• [Task to carry out]
Return each line of the records with nothing changed, pictures excepted.

Dataset items:
○ ○ ○

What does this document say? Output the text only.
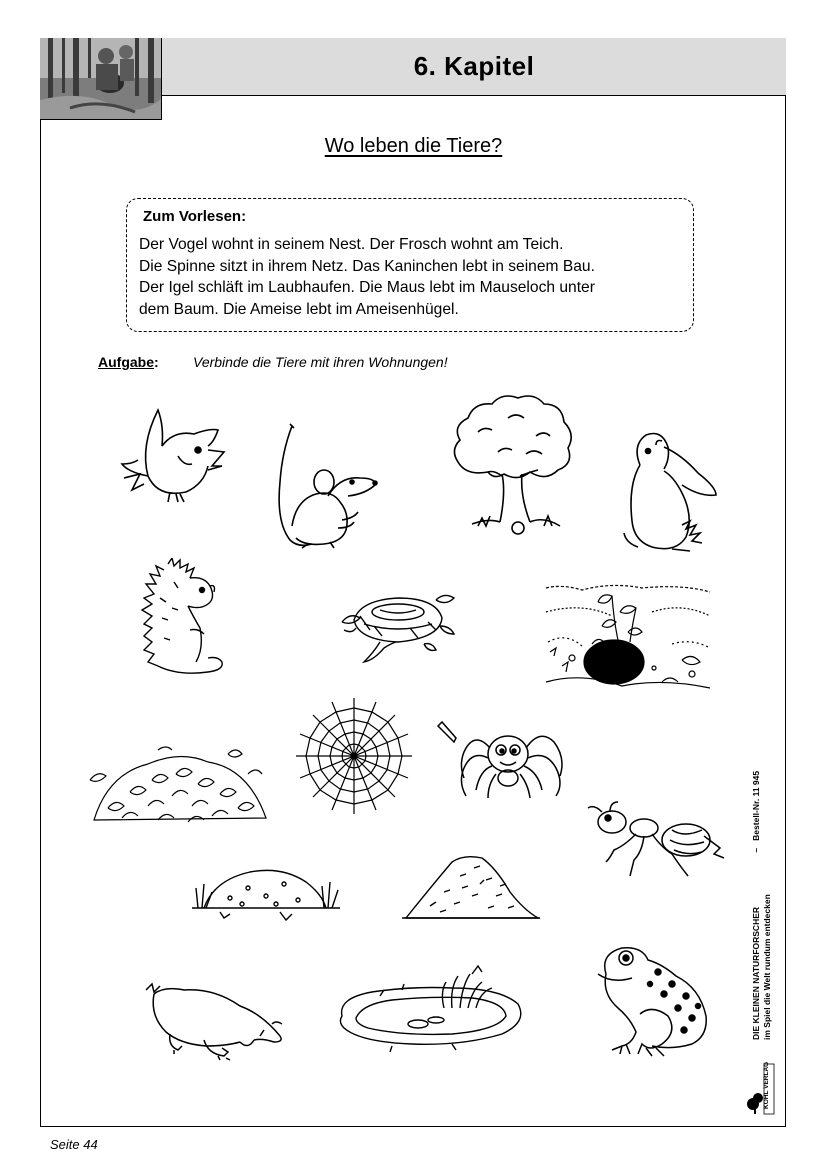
6. Kapitel
Wo leben die Tiere?
Zum Vorlesen:
Der Vogel wohnt in seinem Nest. Der Frosch wohnt am Teich.
Die Spinne sitzt in ihrem Netz. Das Kaninchen lebt in seinem Bau.
Der Igel schläft im Laubhaufen. Die Maus lebt im Mauseloch unter
dem Baum. Die Ameise lebt im Ameisenhügel.
Aufgabe: Verbinde die Tiere mit ihren Wohnungen!
DIE KLEINEN NATURFORSCHER                       –   Bestell-Nr. 11 945
im Spiel die Welt rundum entdecken
KOHL VERLAG
Seite 44
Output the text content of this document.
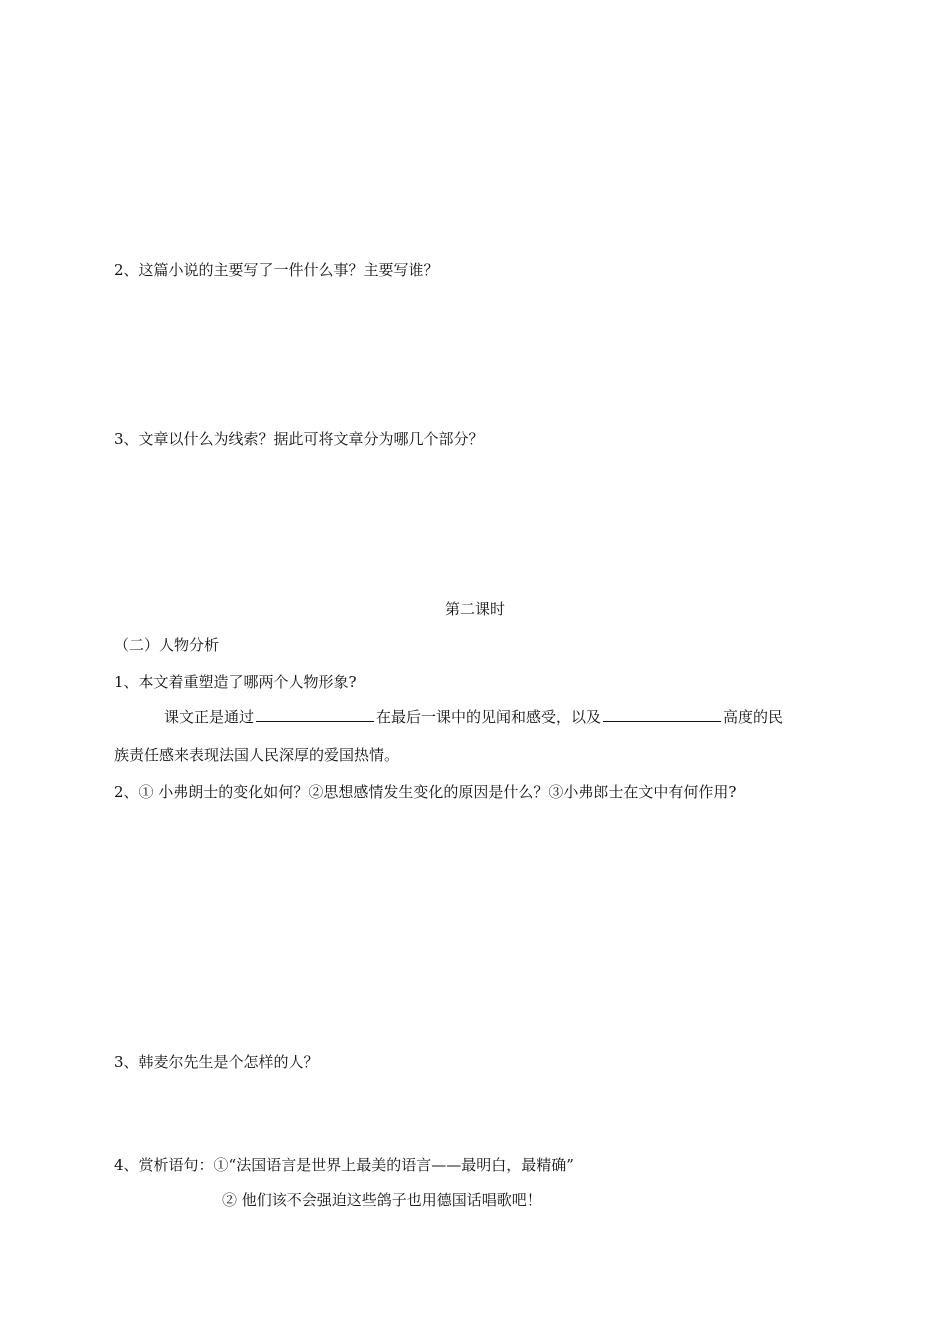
2、这篇小说的主要写了一件什么事？主要写谁？
3、文章以什么为线索？据此可将文章分为哪几个部分？
第二课时
（二）人物分析
1、本文着重塑造了哪两个人物形象?
课文正是通过	在最后一课中的见闻和感受，以及	高度的民
族责任感来表现法国人民深厚的爱国热情。
2、① 小弗朗士的变化如何？②思想感情发生变化的原因是什么？③小弗郎士在文中有何作用?
3、韩麦尔先生是个怎样的人？
4、赏析语句：①“法国语言是世界上最美的语言——最明白，最精确”
② 他们该不会强迫这些鸽子也用德国话唱歌吧！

○ ○ ○

• [Correct answer]
What does this document say? Output the text only.
6. Kapitel
Wo leben die Tiere?
Zum Vorlesen:
Der Vogel wohnt in seinem Nest. Der Frosch wohnt am Teich.
Die Spinne sitzt in ihrem Netz. Das Kaninchen lebt in seinem Bau.
Der Igel schläft im Laubhaufen. Die Maus lebt im Mauseloch unter
dem Baum. Die Ameise lebt im Ameisenhügel.
Aufgabe: Verbinde die Tiere mit ihren Wohnungen!
DIE KLEINEN NATURFORSCHER                       –   Bestell-Nr. 11 945
im Spiel die Welt rundum entdecken
KOHL VERLAG
Seite 44
Output the text content of this document.
2、这篇小说的主要写了一件什么事？主要写谁？
3、文章以什么为线索？据此可将文章分为哪几个部分？
第二课时
（二）人物分析
1、本文着重塑造了哪两个人物形象?
课文正是通过	在最后一课中的见闻和感受，以及	高度的民
族责任感来表现法国人民深厚的爱国热情。
2、① 小弗朗士的变化如何？②思想感情发生变化的原因是什么？③小弗郎士在文中有何作用?
3、韩麦尔先生是个怎样的人？
4、赏析语句：①“法国语言是世界上最美的语言——最明白，最精确”
② 他们该不会强迫这些鸽子也用德国话唱歌吧！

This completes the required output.